**SET PROBLEM**
From the listing below, extract each line containing the string "strains".

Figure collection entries
*****

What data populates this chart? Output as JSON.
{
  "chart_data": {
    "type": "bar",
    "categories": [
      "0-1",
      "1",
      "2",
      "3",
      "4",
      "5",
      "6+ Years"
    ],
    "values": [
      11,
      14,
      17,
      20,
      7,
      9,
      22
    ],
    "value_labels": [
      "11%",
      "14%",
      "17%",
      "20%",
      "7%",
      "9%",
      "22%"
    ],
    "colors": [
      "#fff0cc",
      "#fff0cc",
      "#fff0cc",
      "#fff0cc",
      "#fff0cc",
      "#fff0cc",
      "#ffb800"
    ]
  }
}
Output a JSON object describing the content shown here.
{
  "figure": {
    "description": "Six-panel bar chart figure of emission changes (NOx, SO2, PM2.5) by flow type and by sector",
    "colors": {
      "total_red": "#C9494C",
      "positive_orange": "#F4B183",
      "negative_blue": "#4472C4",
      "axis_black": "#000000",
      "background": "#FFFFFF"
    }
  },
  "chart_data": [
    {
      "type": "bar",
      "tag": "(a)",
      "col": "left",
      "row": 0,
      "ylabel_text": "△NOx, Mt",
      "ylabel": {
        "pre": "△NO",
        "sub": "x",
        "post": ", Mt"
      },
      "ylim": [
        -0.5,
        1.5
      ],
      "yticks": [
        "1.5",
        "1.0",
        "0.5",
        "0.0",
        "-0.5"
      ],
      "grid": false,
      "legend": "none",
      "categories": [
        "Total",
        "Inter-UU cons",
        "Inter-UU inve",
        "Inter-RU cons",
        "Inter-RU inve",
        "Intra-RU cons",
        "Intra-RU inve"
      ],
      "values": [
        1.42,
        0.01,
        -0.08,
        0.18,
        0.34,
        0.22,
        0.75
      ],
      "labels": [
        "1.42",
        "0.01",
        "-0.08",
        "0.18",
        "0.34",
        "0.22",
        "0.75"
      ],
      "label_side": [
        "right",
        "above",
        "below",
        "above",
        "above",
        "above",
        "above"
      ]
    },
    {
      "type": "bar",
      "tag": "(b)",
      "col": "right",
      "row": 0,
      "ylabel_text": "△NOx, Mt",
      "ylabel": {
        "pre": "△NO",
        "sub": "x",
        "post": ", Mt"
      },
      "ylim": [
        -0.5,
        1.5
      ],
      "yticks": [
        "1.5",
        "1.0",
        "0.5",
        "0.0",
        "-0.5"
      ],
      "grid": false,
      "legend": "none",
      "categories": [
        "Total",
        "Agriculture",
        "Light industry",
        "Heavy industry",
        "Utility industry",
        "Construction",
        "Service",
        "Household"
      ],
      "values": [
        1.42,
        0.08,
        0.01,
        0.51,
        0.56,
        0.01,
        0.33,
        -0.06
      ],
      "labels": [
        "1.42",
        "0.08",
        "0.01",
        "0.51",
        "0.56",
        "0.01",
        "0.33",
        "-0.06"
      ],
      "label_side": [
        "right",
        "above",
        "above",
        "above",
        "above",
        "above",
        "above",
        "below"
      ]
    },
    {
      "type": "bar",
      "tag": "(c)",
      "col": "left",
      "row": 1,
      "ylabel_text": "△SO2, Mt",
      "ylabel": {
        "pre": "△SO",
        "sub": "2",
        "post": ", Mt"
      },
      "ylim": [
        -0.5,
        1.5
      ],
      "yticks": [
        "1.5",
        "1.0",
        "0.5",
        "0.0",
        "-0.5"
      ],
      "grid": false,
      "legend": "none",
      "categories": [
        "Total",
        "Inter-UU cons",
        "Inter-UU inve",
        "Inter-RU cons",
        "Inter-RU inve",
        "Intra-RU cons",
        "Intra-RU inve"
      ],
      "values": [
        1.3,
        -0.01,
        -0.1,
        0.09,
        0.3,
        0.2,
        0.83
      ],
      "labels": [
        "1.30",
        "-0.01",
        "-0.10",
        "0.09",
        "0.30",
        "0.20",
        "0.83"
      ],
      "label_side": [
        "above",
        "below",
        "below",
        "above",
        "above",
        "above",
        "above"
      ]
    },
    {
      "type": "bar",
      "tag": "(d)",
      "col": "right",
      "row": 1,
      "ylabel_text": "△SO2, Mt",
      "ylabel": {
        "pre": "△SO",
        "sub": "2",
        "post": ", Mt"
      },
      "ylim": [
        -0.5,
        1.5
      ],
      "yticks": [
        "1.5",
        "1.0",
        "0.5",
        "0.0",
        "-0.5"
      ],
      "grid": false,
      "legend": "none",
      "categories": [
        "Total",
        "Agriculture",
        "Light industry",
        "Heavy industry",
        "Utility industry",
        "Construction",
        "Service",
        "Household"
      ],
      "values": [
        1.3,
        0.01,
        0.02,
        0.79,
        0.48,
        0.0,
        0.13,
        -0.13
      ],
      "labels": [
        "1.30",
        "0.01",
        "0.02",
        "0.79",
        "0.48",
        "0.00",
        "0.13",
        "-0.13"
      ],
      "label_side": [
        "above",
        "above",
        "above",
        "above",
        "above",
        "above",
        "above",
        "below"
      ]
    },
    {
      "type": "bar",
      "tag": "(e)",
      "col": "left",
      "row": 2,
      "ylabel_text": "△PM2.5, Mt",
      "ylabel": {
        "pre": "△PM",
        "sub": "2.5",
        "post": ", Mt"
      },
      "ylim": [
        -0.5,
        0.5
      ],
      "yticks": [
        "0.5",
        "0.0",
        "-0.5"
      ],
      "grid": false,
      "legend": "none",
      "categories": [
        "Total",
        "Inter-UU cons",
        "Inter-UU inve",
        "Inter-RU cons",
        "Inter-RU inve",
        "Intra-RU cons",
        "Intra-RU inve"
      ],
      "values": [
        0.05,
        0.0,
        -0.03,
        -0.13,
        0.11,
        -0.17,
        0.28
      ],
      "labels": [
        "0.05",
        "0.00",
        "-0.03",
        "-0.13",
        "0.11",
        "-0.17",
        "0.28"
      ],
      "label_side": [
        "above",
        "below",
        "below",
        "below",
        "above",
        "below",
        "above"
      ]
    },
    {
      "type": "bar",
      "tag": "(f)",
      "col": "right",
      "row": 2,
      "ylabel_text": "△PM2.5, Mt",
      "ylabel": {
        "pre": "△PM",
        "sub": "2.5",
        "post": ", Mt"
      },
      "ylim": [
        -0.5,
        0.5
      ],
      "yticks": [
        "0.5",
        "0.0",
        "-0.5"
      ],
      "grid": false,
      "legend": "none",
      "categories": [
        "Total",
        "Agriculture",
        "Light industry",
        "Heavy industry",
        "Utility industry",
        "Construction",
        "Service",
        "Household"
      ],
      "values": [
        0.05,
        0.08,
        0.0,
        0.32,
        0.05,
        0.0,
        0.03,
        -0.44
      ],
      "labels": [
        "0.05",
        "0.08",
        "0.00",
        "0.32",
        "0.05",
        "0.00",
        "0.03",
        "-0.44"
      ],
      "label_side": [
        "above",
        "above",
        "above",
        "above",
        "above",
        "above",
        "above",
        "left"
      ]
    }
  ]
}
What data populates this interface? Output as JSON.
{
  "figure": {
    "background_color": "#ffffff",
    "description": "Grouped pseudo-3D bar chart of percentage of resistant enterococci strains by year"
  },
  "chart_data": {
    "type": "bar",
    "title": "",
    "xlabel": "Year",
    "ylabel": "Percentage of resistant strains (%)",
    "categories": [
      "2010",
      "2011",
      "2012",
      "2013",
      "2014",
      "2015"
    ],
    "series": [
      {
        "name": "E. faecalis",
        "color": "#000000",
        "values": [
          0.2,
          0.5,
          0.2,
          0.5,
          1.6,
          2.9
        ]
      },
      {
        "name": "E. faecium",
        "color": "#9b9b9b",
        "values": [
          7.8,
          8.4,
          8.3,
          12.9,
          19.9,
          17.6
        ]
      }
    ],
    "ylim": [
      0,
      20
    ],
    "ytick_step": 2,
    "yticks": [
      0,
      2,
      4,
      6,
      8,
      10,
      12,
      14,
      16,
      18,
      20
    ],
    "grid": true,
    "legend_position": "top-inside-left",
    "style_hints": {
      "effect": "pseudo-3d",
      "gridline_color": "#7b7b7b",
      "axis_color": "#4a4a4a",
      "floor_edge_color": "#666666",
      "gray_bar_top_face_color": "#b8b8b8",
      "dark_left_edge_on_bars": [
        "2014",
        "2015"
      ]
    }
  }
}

*****

**EXERCISE SOLUTION**
    "description": "Grouped pseudo-3D bar chart of percentage of resistant enterococci strains by year"
    "ylabel": "Percentage of resistant strains (%)",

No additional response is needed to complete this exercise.